### Goal
Where the string "this" occurs in the material below, report the whole line.

### Data excerpts
———
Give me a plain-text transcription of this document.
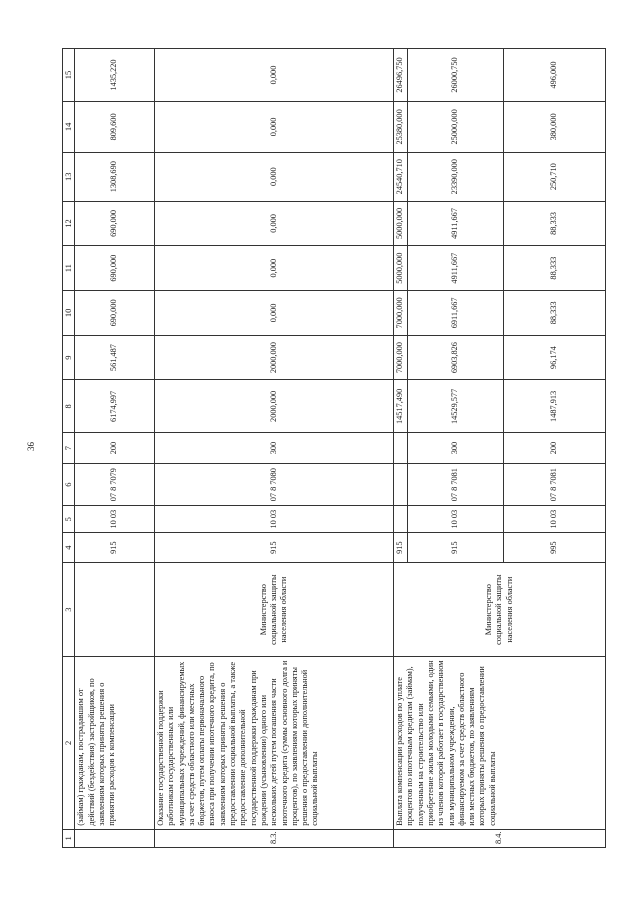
36
1	2	3	4	5	6	7	8	9	10	11	12	13	14	15
	(займам) гражданам, пострадавшим от действий (бездействия) застройщиков, по заявлениям которых приняты решения о принятии расходов к компенсации		915	10 03	07 8 7079	200	6174,997	561,487	690,000	690,000	690,000	1308,690	809,600	1435,220
8.3.	Оказание государственной поддержки работникам государственных или муниципальных учреждений, финансируемых за счет средств областного или местных бюджетов, путем оплаты первоначального взноса при получении ипотечного кредита, по заявлениям которых приняты решения о предоставлении социальной выплаты, а также предоставление дополнительной государственной поддержки гражданам при рождении (усыновлении) одного или нескольких детей путем погашения части ипотечного кредита (суммы основного долга и процентов), по заявлениям которых приняты решения о предоставлении дополнительной социальной выплаты	Министерство социальной защиты населения области	915	10 03	07 8 7080	300	2000,000	2000,000	0,000	0,000	0,000	0,000	0,000	0,000
8.4.	Выплата компенсации расходов по уплате процентов по ипотечным кредитам (займам), полученным на строительство или приобретение жилья молодыми семьями, один из членов которой работает в государственном или муниципальном учреждении, финансируемом за счет средств областного или местных бюджетов, по заявлениям которых приняты решения о предоставлении социальной выплаты	Министерство социальной защиты населения области	915				14517,490	7000,000	7000,000	5000,000	5000,000	24540,710	25380,000	26496,750
			915	10 03	07 8 7081	300	14529,577	6903,826	6911,667	4911,667	4911,667	23390,000	25000,000	26000,750
			995	10 03	07 8 7081	200	1487,913	96,174	88,333	88,333	88,333	250,710	380,000	496,000
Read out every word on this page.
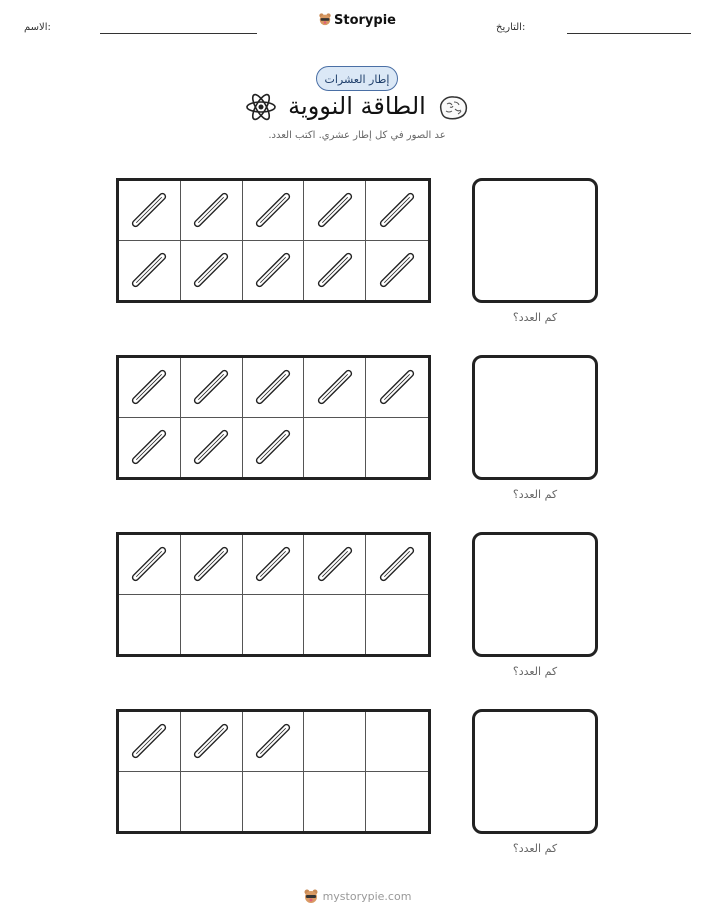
الاسم:	Storypie	التاريخ:
إطار العشرات
الطاقة النووية
عد الصور في كل إطار عشري. اكتب العدد.
كم العدد؟
كم العدد؟
كم العدد؟
كم العدد؟
mystorypie.com
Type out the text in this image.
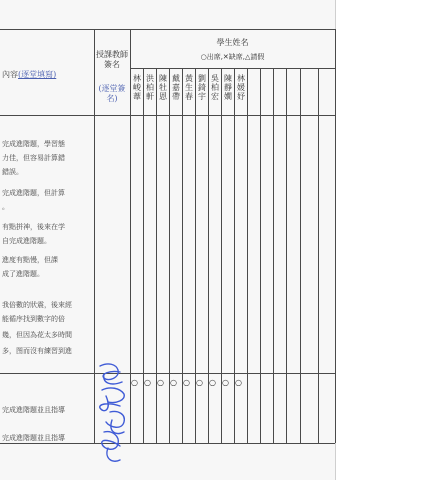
內容(逐堂填寫)
授課教師簽名
(逐堂簽名)
學生姓名
○出席,✕缺席,△請假
林峻葦
洪柏軒
陳牡恩
戴嘉帶
黃生春
劉錡宇
吳柏宏
陳靜嫺
林媛妤
完成進階題，學習態
力佳，但容易計算錯
錯誤。
完成進階題，但計算
。
有點拼神，後來在学
自完成進階題。
進度有點慢，但課
成了進階題。
我倍數的狀震，後來經
能循序找到數字的倍
幾，但因為花太多時間
多，图而沒有練習到進
完成進階題並且指導
完成進階題並且指導
○ ○ ○ ○ ○ ○ ○ ○ ○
———
### Response
Give me a plain-text transcription of this document.
Read out every word on this page.
Type out the text in this image.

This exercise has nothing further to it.